(Stored data)

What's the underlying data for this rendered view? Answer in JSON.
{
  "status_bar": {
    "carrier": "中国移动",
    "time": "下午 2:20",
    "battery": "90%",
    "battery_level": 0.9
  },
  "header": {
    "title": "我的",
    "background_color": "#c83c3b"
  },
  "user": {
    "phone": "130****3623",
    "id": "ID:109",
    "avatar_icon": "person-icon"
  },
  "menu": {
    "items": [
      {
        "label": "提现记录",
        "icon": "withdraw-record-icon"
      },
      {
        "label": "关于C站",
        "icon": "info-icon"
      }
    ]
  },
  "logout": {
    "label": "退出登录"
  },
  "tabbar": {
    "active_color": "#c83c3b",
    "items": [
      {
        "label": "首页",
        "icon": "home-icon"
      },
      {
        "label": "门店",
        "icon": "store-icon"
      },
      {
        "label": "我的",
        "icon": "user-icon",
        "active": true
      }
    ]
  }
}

● **Exercise aim**
Copy all lines above containing the string "icon".

● **Exercise output**
    "avatar_icon": "person-icon"
        "icon": "withdraw-record-icon"
        "icon": "info-icon"
        "icon": "home-icon"
        "icon": "store-icon"
        "icon": "user-icon",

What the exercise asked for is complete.